DIRECTIONS:
Transcribe every entry word for word, leaving out all images.

[Saved entries]
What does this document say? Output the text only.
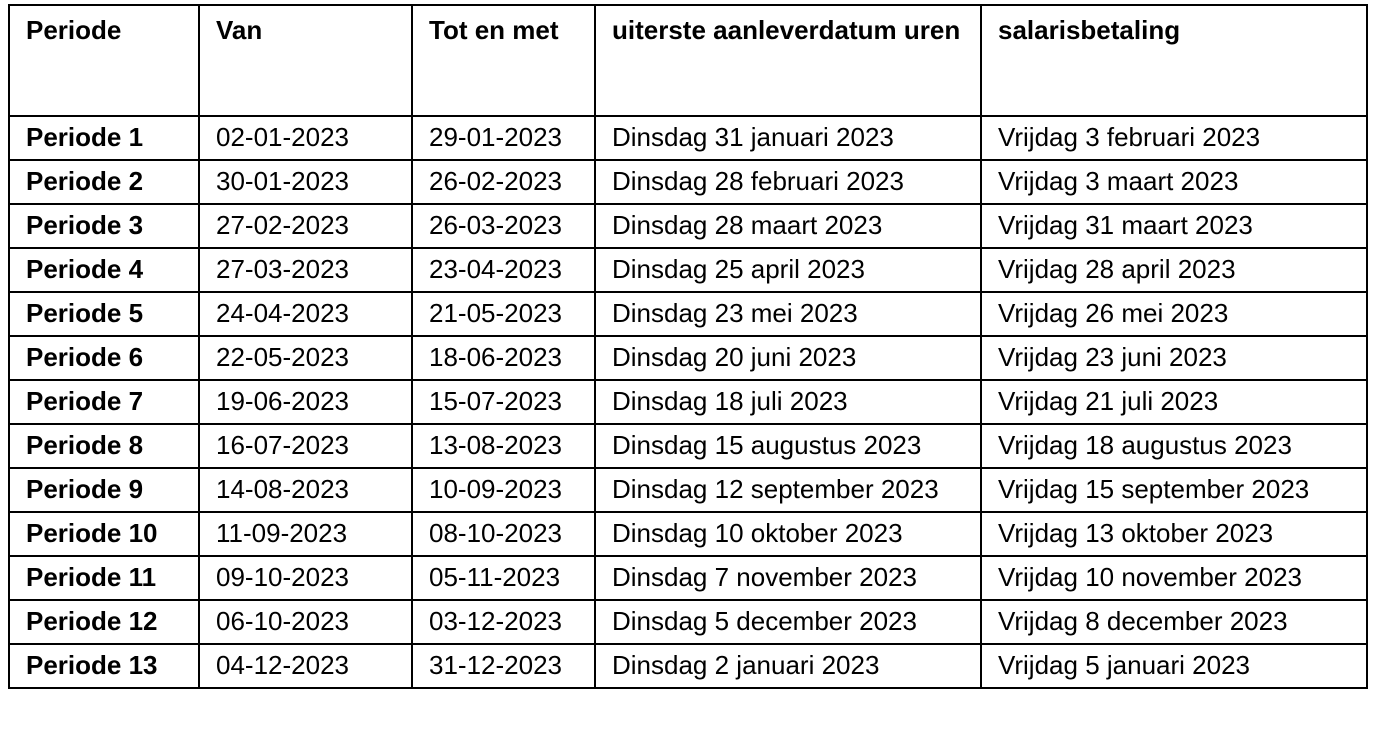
Periode	Van	Tot en met	uiterste aanleverdatum uren	salarisbetaling
Periode 1	02-01-2023	29-01-2023	Dinsdag 31 januari 2023	Vrijdag 3 februari 2023
Periode 2	30-01-2023	26-02-2023	Dinsdag 28 februari 2023	Vrijdag 3 maart 2023
Periode 3	27-02-2023	26-03-2023	Dinsdag 28 maart 2023	Vrijdag 31 maart 2023
Periode 4	27-03-2023	23-04-2023	Dinsdag 25 april 2023	Vrijdag 28 april 2023
Periode 5	24-04-2023	21-05-2023	Dinsdag 23 mei 2023	Vrijdag 26 mei 2023
Periode 6	22-05-2023	18-06-2023	Dinsdag 20 juni 2023	Vrijdag 23 juni 2023
Periode 7	19-06-2023	15-07-2023	Dinsdag 18 juli 2023	Vrijdag 21 juli 2023
Periode 8	16-07-2023	13-08-2023	Dinsdag 15 augustus 2023	Vrijdag 18 augustus 2023
Periode 9	14-08-2023	10-09-2023	Dinsdag 12 september 2023	Vrijdag 15 september 2023
Periode 10	11-09-2023	08-10-2023	Dinsdag 10 oktober 2023	Vrijdag 13 oktober 2023
Periode 11	09-10-2023	05-11-2023	Dinsdag 7 november 2023	Vrijdag 10 november 2023
Periode 12	06-10-2023	03-12-2023	Dinsdag 5 december 2023	Vrijdag 8 december 2023
Periode 13	04-12-2023	31-12-2023	Dinsdag 2 januari 2023	Vrijdag 5 januari 2023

EXERCISE SOLUTION:
What does this document say? Output the text only.
Periode	Van	Tot en met	uiterste aanleverdatum uren	salarisbetaling
Periode 1	02-01-2023	29-01-2023	Dinsdag 31 januari 2023	Vrijdag 3 februari 2023
Periode 2	30-01-2023	26-02-2023	Dinsdag 28 februari 2023	Vrijdag 3 maart 2023
Periode 3	27-02-2023	26-03-2023	Dinsdag 28 maart 2023	Vrijdag 31 maart 2023
Periode 4	27-03-2023	23-04-2023	Dinsdag 25 april 2023	Vrijdag 28 april 2023
Periode 5	24-04-2023	21-05-2023	Dinsdag 23 mei 2023	Vrijdag 26 mei 2023
Periode 6	22-05-2023	18-06-2023	Dinsdag 20 juni 2023	Vrijdag 23 juni 2023
Periode 7	19-06-2023	15-07-2023	Dinsdag 18 juli 2023	Vrijdag 21 juli 2023
Periode 8	16-07-2023	13-08-2023	Dinsdag 15 augustus 2023	Vrijdag 18 augustus 2023
Periode 9	14-08-2023	10-09-2023	Dinsdag 12 september 2023	Vrijdag 15 september 2023
Periode 10	11-09-2023	08-10-2023	Dinsdag 10 oktober 2023	Vrijdag 13 oktober 2023
Periode 11	09-10-2023	05-11-2023	Dinsdag 7 november 2023	Vrijdag 10 november 2023
Periode 12	06-10-2023	03-12-2023	Dinsdag 5 december 2023	Vrijdag 8 december 2023
Periode 13	04-12-2023	31-12-2023	Dinsdag 2 januari 2023	Vrijdag 5 januari 2023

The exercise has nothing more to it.